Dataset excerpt
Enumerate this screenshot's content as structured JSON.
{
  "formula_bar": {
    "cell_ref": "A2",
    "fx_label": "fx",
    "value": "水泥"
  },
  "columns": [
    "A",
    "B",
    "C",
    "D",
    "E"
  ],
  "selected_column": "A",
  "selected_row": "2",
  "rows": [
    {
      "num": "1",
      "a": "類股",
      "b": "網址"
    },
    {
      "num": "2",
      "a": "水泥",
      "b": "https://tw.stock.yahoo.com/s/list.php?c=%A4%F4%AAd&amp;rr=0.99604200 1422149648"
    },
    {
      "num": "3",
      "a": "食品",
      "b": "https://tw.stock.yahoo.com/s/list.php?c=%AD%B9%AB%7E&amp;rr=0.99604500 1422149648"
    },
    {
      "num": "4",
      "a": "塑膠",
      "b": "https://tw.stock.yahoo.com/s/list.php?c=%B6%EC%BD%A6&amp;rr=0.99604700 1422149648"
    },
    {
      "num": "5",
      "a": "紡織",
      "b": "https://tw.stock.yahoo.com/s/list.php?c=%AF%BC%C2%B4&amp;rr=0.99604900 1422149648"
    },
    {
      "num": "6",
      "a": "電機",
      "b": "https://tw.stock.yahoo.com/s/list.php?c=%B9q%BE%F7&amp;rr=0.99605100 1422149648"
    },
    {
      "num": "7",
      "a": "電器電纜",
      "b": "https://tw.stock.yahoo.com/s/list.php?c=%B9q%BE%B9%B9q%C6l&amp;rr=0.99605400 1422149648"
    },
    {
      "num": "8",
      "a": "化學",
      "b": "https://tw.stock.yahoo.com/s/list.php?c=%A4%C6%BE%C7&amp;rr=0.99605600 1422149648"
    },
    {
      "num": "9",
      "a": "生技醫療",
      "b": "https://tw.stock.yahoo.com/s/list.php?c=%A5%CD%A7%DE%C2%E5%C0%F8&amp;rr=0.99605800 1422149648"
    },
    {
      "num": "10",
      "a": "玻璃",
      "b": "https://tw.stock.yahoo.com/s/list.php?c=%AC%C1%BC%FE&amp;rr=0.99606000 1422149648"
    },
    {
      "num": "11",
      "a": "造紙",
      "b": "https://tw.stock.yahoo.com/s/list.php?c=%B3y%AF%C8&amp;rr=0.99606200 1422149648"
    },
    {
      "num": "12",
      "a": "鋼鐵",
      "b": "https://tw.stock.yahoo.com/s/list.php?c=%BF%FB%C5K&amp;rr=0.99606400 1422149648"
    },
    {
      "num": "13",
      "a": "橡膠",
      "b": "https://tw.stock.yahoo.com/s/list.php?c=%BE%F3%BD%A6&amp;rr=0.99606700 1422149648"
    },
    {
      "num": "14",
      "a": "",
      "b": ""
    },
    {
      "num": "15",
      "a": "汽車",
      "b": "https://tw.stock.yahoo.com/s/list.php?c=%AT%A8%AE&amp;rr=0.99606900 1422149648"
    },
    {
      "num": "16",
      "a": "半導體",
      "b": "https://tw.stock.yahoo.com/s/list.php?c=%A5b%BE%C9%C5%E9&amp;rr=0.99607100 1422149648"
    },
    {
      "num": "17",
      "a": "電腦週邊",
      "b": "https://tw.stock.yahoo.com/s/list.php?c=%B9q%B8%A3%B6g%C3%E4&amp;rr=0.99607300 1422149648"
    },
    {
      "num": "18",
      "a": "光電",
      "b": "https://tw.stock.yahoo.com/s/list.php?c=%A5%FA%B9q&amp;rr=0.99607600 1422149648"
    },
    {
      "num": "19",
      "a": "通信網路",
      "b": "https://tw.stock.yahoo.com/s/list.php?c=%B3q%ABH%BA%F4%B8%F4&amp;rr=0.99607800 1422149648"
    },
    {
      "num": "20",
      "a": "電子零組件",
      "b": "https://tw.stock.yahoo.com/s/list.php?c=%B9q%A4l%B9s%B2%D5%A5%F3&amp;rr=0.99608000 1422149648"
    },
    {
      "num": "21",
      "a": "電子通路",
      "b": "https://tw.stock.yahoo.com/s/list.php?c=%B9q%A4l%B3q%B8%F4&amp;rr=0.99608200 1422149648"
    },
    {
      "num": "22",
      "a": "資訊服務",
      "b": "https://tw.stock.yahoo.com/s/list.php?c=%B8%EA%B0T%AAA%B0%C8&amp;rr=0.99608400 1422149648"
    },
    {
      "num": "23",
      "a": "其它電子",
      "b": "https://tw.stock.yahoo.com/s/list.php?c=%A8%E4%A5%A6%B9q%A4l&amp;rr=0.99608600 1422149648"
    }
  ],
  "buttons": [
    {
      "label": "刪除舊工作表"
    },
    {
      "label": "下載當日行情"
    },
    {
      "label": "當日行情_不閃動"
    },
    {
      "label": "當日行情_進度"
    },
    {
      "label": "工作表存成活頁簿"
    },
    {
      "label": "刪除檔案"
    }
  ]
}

WHAT THE EXERCISE ASKS:
Copy out each record from above, exactly.

COMPLETE OUTPUT:
Enumerate this screenshot's content as structured JSON.
{
  "formula_bar": {
    "cell_ref": "A2",
    "fx_label": "fx",
    "value": "水泥"
  },
  "columns": [
    "A",
    "B",
    "C",
    "D",
    "E"
  ],
  "selected_column": "A",
  "selected_row": "2",
  "rows": [
    {
      "num": "1",
      "a": "類股",
      "b": "網址"
    },
    {
      "num": "2",
      "a": "水泥",
      "b": "https://tw.stock.yahoo.com/s/list.php?c=%A4%F4%AAd&amp;rr=0.99604200 1422149648"
    },
    {
      "num": "3",
      "a": "食品",
      "b": "https://tw.stock.yahoo.com/s/list.php?c=%AD%B9%AB%7E&amp;rr=0.99604500 1422149648"
    },
    {
      "num": "4",
      "a": "塑膠",
      "b": "https://tw.stock.yahoo.com/s/list.php?c=%B6%EC%BD%A6&amp;rr=0.99604700 1422149648"
    },
    {
      "num": "5",
      "a": "紡織",
      "b": "https://tw.stock.yahoo.com/s/list.php?c=%AF%BC%C2%B4&amp;rr=0.99604900 1422149648"
    },
    {
      "num": "6",
      "a": "電機",
      "b": "https://tw.stock.yahoo.com/s/list.php?c=%B9q%BE%F7&amp;rr=0.99605100 1422149648"
    },
    {
      "num": "7",
      "a": "電器電纜",
      "b": "https://tw.stock.yahoo.com/s/list.php?c=%B9q%BE%B9%B9q%C6l&amp;rr=0.99605400 1422149648"
    },
    {
      "num": "8",
      "a": "化學",
      "b": "https://tw.stock.yahoo.com/s/list.php?c=%A4%C6%BE%C7&amp;rr=0.99605600 1422149648"
    },
    {
      "num": "9",
      "a": "生技醫療",
      "b": "https://tw.stock.yahoo.com/s/list.php?c=%A5%CD%A7%DE%C2%E5%C0%F8&amp;rr=0.99605800 1422149648"
    },
    {
      "num": "10",
      "a": "玻璃",
      "b": "https://tw.stock.yahoo.com/s/list.php?c=%AC%C1%BC%FE&amp;rr=0.99606000 1422149648"
    },
    {
      "num": "11",
      "a": "造紙",
      "b": "https://tw.stock.yahoo.com/s/list.php?c=%B3y%AF%C8&amp;rr=0.99606200 1422149648"
    },
    {
      "num": "12",
      "a": "鋼鐵",
      "b": "https://tw.stock.yahoo.com/s/list.php?c=%BF%FB%C5K&amp;rr=0.99606400 1422149648"
    },
    {
      "num": "13",
      "a": "橡膠",
      "b": "https://tw.stock.yahoo.com/s/list.php?c=%BE%F3%BD%A6&amp;rr=0.99606700 1422149648"
    },
    {
      "num": "14",
      "a": "",
      "b": ""
    },
    {
      "num": "15",
      "a": "汽車",
      "b": "https://tw.stock.yahoo.com/s/list.php?c=%AT%A8%AE&amp;rr=0.99606900 1422149648"
    },
    {
      "num": "16",
      "a": "半導體",
      "b": "https://tw.stock.yahoo.com/s/list.php?c=%A5b%BE%C9%C5%E9&amp;rr=0.99607100 1422149648"
    },
    {
      "num": "17",
      "a": "電腦週邊",
      "b": "https://tw.stock.yahoo.com/s/list.php?c=%B9q%B8%A3%B6g%C3%E4&amp;rr=0.99607300 1422149648"
    },
    {
      "num": "18",
      "a": "光電",
      "b": "https://tw.stock.yahoo.com/s/list.php?c=%A5%FA%B9q&amp;rr=0.99607600 1422149648"
    },
    {
      "num": "19",
      "a": "通信網路",
      "b": "https://tw.stock.yahoo.com/s/list.php?c=%B3q%ABH%BA%F4%B8%F4&amp;rr=0.99607800 1422149648"
    },
    {
      "num": "20",
      "a": "電子零組件",
      "b": "https://tw.stock.yahoo.com/s/list.php?c=%B9q%A4l%B9s%B2%D5%A5%F3&amp;rr=0.99608000 1422149648"
    },
    {
      "num": "21",
      "a": "電子通路",
      "b": "https://tw.stock.yahoo.com/s/list.php?c=%B9q%A4l%B3q%B8%F4&amp;rr=0.99608200 1422149648"
    },
    {
      "num": "22",
      "a": "資訊服務",
      "b": "https://tw.stock.yahoo.com/s/list.php?c=%B8%EA%B0T%AAA%B0%C8&amp;rr=0.99608400 1422149648"
    },
    {
      "num": "23",
      "a": "其它電子",
      "b": "https://tw.stock.yahoo.com/s/list.php?c=%A8%E4%A5%A6%B9q%A4l&amp;rr=0.99608600 1422149648"
    }
  ],
  "buttons": [
    {
      "label": "刪除舊工作表"
    },
    {
      "label": "下載當日行情"
    },
    {
      "label": "當日行情_不閃動"
    },
    {
      "label": "當日行情_進度"
    },
    {
      "label": "工作表存成活頁簿"
    },
    {
      "label": "刪除檔案"
    }
  ]
}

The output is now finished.